**What the exercise asks:**
Scan the entries for lines with the word "không" and copy those lines.

**Provided data:**
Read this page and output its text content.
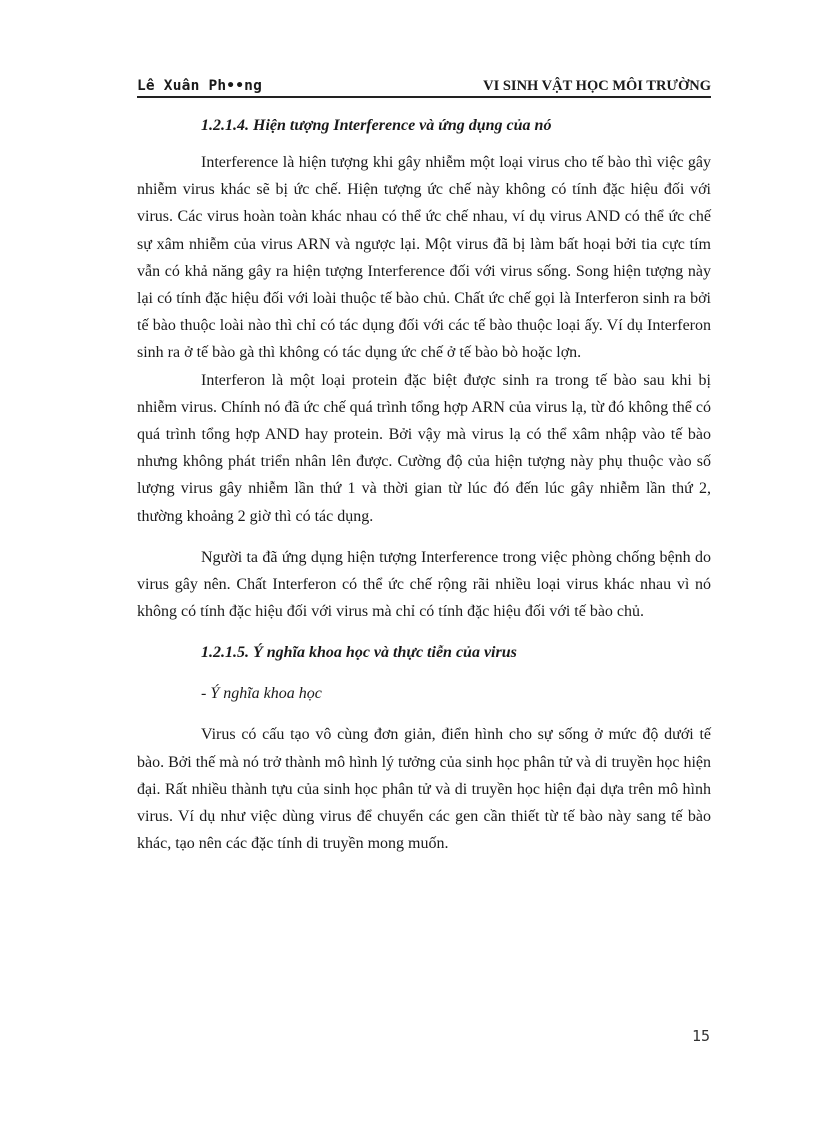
Lê Xuân Ph••ng	VI SINH VẬT HỌC MÔI TRƯỜNG

1.2.1.4. Hiện tượng Interference và ứng dụng của nó

Interference là hiện tượng khi gây nhiễm một loại virus cho tế bào thì việc gây nhiễm virus khác sẽ bị ức chế. Hiện tượng ức chế này không có tính đặc hiệu đối với virus. Các virus hoàn toàn khác nhau có thể ức chế nhau, ví dụ virus AND có thể ức chế sự xâm nhiễm của virus ARN và ngược lại. Một virus đã bị làm bất hoại bởi tia cực tím vẫn có khả năng gây ra hiện tượng Interference đối với virus sống. Song hiện tượng này lại có tính đặc hiệu đối với loài thuộc tế bào chủ. Chất ức chế gọi là Interferon sinh ra bởi tế bào thuộc loài nào thì chỉ có tác dụng đối với các tế bào thuộc loại ấy. Ví dụ Interferon sinh ra ở tế bào gà thì không có tác dụng ức chế ở tế bào bò hoặc lợn.

Interferon là một loại protein đặc biệt được sinh ra trong tế bào sau khi bị nhiễm virus. Chính nó đã ức chế quá trình tổng hợp ARN của virus lạ, từ đó không thể có quá trình tổng hợp AND hay protein. Bởi vậy mà virus lạ có thể xâm nhập vào tế bào nhưng không phát triển nhân lên được. Cường độ của hiện tượng này phụ thuộc vào số lượng virus gây nhiễm lần thứ 1 và thời gian từ lúc đó đến lúc gây nhiễm lần thứ 2, thường khoảng 2 giờ thì có tác dụng.

Người ta đã ứng dụng hiện tượng Interference trong việc phòng chống bệnh do virus gây nên. Chất Interferon có thể ức chế rộng rãi nhiều loại virus khác nhau vì nó không có tính đặc hiệu đối với virus mà chỉ có tính đặc hiệu đối với tế bào chủ.

1.2.1.5. Ý nghĩa khoa học và thực tiễn của virus

- Ý nghĩa khoa học

Virus có cấu tạo vô cùng đơn giản, điển hình cho sự sống ở mức độ dưới tế bào. Bởi thế mà nó trở thành mô hình lý tưởng của sinh học phân tử và di truyền học hiện đại. Rất nhiều thành tựu của sinh học phân tử và di truyền học hiện đại dựa trên mô hình virus. Ví dụ như việc dùng virus để chuyển các gen cần thiết từ tế bào này sang tế bào khác, tạo nên các đặc tính di truyền mong muốn.

15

**The completed task:**
Interference là hiện tượng khi gây nhiễm một loại virus cho tế bào thì việc gây nhiễm virus khác sẽ bị ức chế. Hiện tượng ức chế này không có tính đặc hiệu đối với virus. Các virus hoàn toàn khác nhau có thể ức chế nhau, ví dụ virus AND có thể ức chế sự xâm nhiễm của virus ARN và ngược lại. Một virus đã bị làm bất hoại bởi tia cực tím vẫn có khả năng gây ra hiện tượng Interference đối với virus sống. Song hiện tượng này lại có tính đặc hiệu đối với loài thuộc tế bào chủ. Chất ức chế gọi là Interferon sinh ra bởi tế bào thuộc loài nào thì chỉ có tác dụng đối với các tế bào thuộc loại ấy. Ví dụ Interferon sinh ra ở tế bào gà thì không có tác dụng ức chế ở tế bào bò hoặc lợn.
Interferon là một loại protein đặc biệt được sinh ra trong tế bào sau khi bị nhiễm virus. Chính nó đã ức chế quá trình tổng hợp ARN của virus lạ, từ đó không thể có quá trình tổng hợp AND hay protein. Bởi vậy mà virus lạ có thể xâm nhập vào tế bào nhưng không phát triển nhân lên được. Cường độ của hiện tượng này phụ thuộc vào số lượng virus gây nhiễm lần thứ 1 và thời gian từ lúc đó đến lúc gây nhiễm lần thứ 2, thường khoảng 2 giờ thì có tác dụng.
Người ta đã ứng dụng hiện tượng Interference trong việc phòng chống bệnh do virus gây nên. Chất Interferon có thể ức chế rộng rãi nhiều loại virus khác nhau vì nó không có tính đặc hiệu đối với virus mà chỉ có tính đặc hiệu đối với tế bào chủ.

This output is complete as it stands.